• DATA SHOWN:
○ ○ ○

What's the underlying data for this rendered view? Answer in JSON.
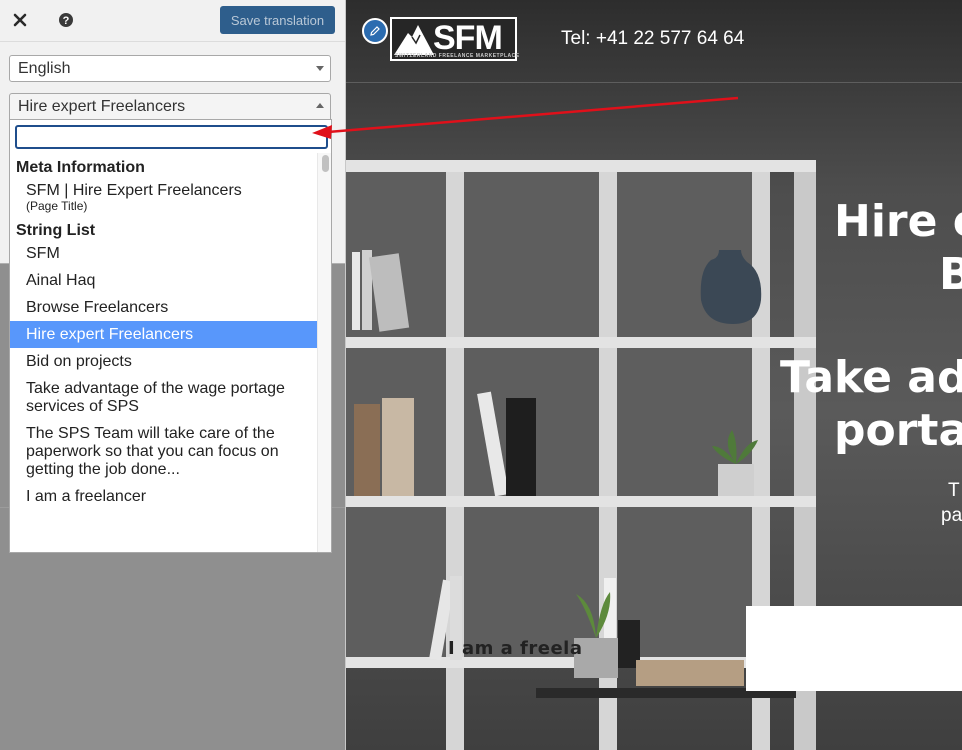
{
  "toolbar": {
    "close_icon": "close-icon",
    "help_icon": "help-icon",
    "save_label": "Save translation"
  },
  "language_select": {
    "value": "English"
  },
  "string_select": {
    "value": "Hire expert Freelancers"
  },
  "dropdown": {
    "search_value": "",
    "groups": [
      {
        "label": "Meta Information",
        "items": [
          {
            "label": "SFM | Hire Expert Freelancers",
            "sub": "(Page Title)"
          }
        ]
      },
      {
        "label": "String List",
        "items": [
          {
            "label": "SFM"
          },
          {
            "label": "Ainal Haq"
          },
          {
            "label": "Browse Freelancers"
          },
          {
            "label": "Hire expert Freelancers",
            "selected": true
          },
          {
            "label": "Bid on projects"
          },
          {
            "label": "Take advantage of the wage portage services of SPS"
          },
          {
            "label": "The SPS Team will take care of the paperwork so that you can focus on getting the job done..."
          },
          {
            "label": "I am a freelancer"
          }
        ]
      }
    ]
  },
  "preview": {
    "logo_text": "SFM",
    "logo_tagline": "SWITZERLAND FREELANCE MARKETPLACE",
    "phone": "Tel: +41 22 577 64 64",
    "hero_line_1": "Hire e",
    "hero_line_2": "B",
    "hero_line_3": "Take ad",
    "hero_line_4": "porta",
    "hero_small_1": "T",
    "hero_small_2": "pa",
    "cta_label": "I am a freela"
  },
  "colors": {
    "save_button_bg": "#2e5e8c",
    "selected_option_bg": "#5897fb",
    "annotation_arrow": "#e0101a"
  }
}
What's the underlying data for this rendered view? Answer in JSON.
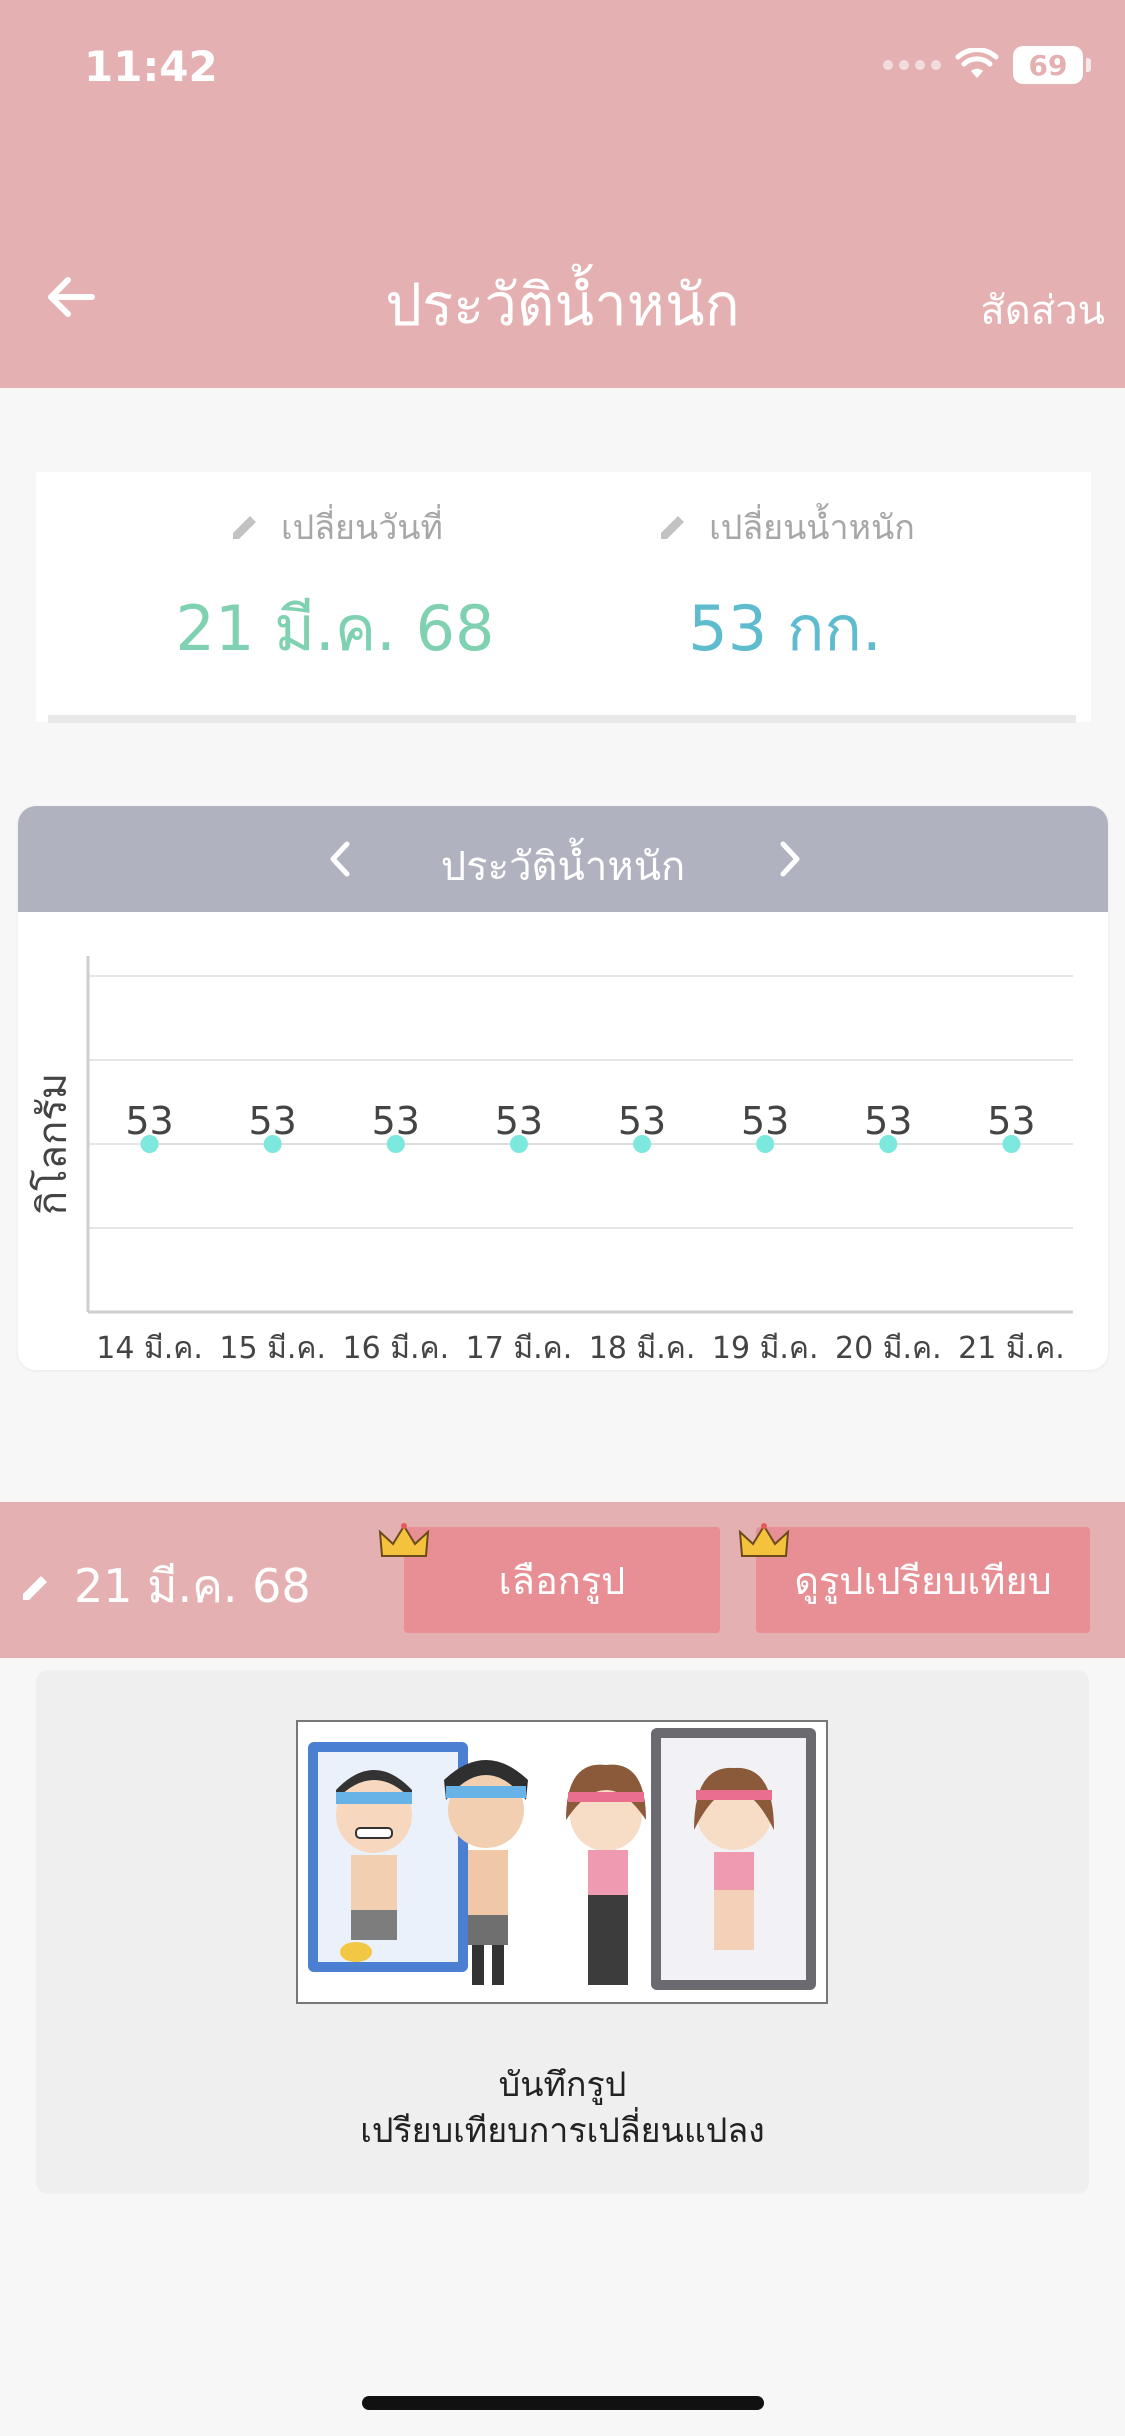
{
  "status": {
    "time": "11:42",
    "battery": "69"
  },
  "nav": {
    "title": "ประวัติน้ำหนัก",
    "right_link": "สัดส่วน"
  },
  "summary": {
    "date_label": "เปลี่ยนวันที่",
    "date_value": "21 มี.ค. 68",
    "weight_label": "เปลี่ยนน้ำหนัก",
    "weight_value": "53 กก."
  },
  "chart_header": {
    "title": "ประวัติน้ำหนัก"
  },
  "chart_data": {
    "type": "line",
    "title": "ประวัติน้ำหนัก",
    "ylabel": "กิโลกรัม",
    "xlabel": "",
    "categories": [
      "14 มี.ค.",
      "15 มี.ค.",
      "16 มี.ค.",
      "17 มี.ค.",
      "18 มี.ค.",
      "19 มี.ค.",
      "20 มี.ค.",
      "21 มี.ค."
    ],
    "series": [
      {
        "values": [
          53,
          53,
          53,
          53,
          53,
          53,
          53,
          53
        ]
      }
    ],
    "ylim": [
      51,
      55
    ],
    "grid": true,
    "point_color": "#7de8dd"
  },
  "photo_bar": {
    "date": "21 มี.ค. 68",
    "select_label": "เลือกรูป",
    "compare_label": "ดูรูปเปรียบเทียบ"
  },
  "photo": {
    "caption_line1": "บันทึกรูป",
    "caption_line2": "เปรียบเทียบการเปลี่ยนแปลง"
  },
  "colors": {
    "header": "#e5b0b1",
    "button": "#e78f94",
    "date_accent": "#7fd1b2",
    "weight_accent": "#5fbccf"
  }
}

○ ○ ○

• WHAT YOU NEED TO DO: Copy the material shown above in full and exactly. Skip the pictures.

• REPLY:
What's the underlying data for this rendered view? Answer in JSON.
{
  "toolbar": {
    "close_icon": "close-icon",
    "help_icon": "help-icon",
    "save_label": "Save translation"
  },
  "language_select": {
    "value": "English"
  },
  "string_select": {
    "value": "Hire expert Freelancers"
  },
  "dropdown": {
    "search_value": "",
    "groups": [
      {
        "label": "Meta Information",
        "items": [
          {
            "label": "SFM | Hire Expert Freelancers",
            "sub": "(Page Title)"
          }
        ]
      },
      {
        "label": "String List",
        "items": [
          {
            "label": "SFM"
          },
          {
            "label": "Ainal Haq"
          },
          {
            "label": "Browse Freelancers"
          },
          {
            "label": "Hire expert Freelancers",
            "selected": true
          },
          {
            "label": "Bid on projects"
          },
          {
            "label": "Take advantage of the wage portage services of SPS"
          },
          {
            "label": "The SPS Team will take care of the paperwork so that you can focus on getting the job done..."
          },
          {
            "label": "I am a freelancer"
          }
        ]
      }
    ]
  },
  "preview": {
    "logo_text": "SFM",
    "logo_tagline": "SWITZERLAND FREELANCE MARKETPLACE",
    "phone": "Tel: +41 22 577 64 64",
    "hero_line_1": "Hire e",
    "hero_line_2": "B",
    "hero_line_3": "Take ad",
    "hero_line_4": "porta",
    "hero_small_1": "T",
    "hero_small_2": "pa",
    "cta_label": "I am a freela"
  },
  "colors": {
    "save_button_bg": "#2e5e8c",
    "selected_option_bg": "#5897fb",
    "annotation_arrow": "#e0101a"
  }
}
What's the underlying data for this rendered view? Answer in JSON.
{
  "status": {
    "time": "11:42",
    "battery": "69"
  },
  "nav": {
    "title": "ประวัติน้ำหนัก",
    "right_link": "สัดส่วน"
  },
  "summary": {
    "date_label": "เปลี่ยนวันที่",
    "date_value": "21 มี.ค. 68",
    "weight_label": "เปลี่ยนน้ำหนัก",
    "weight_value": "53 กก."
  },
  "chart_header": {
    "title": "ประวัติน้ำหนัก"
  },
  "chart_data": {
    "type": "line",
    "title": "ประวัติน้ำหนัก",
    "ylabel": "กิโลกรัม",
    "xlabel": "",
    "categories": [
      "14 มี.ค.",
      "15 มี.ค.",
      "16 มี.ค.",
      "17 มี.ค.",
      "18 มี.ค.",
      "19 มี.ค.",
      "20 มี.ค.",
      "21 มี.ค."
    ],
    "series": [
      {
        "values": [
          53,
          53,
          53,
          53,
          53,
          53,
          53,
          53
        ]
      }
    ],
    "ylim": [
      51,
      55
    ],
    "grid": true,
    "point_color": "#7de8dd"
  },
  "photo_bar": {
    "date": "21 มี.ค. 68",
    "select_label": "เลือกรูป",
    "compare_label": "ดูรูปเปรียบเทียบ"
  },
  "photo": {
    "caption_line1": "บันทึกรูป",
    "caption_line2": "เปรียบเทียบการเปลี่ยนแปลง"
  },
  "colors": {
    "header": "#e5b0b1",
    "button": "#e78f94",
    "date_accent": "#7fd1b2",
    "weight_accent": "#5fbccf"
  }
}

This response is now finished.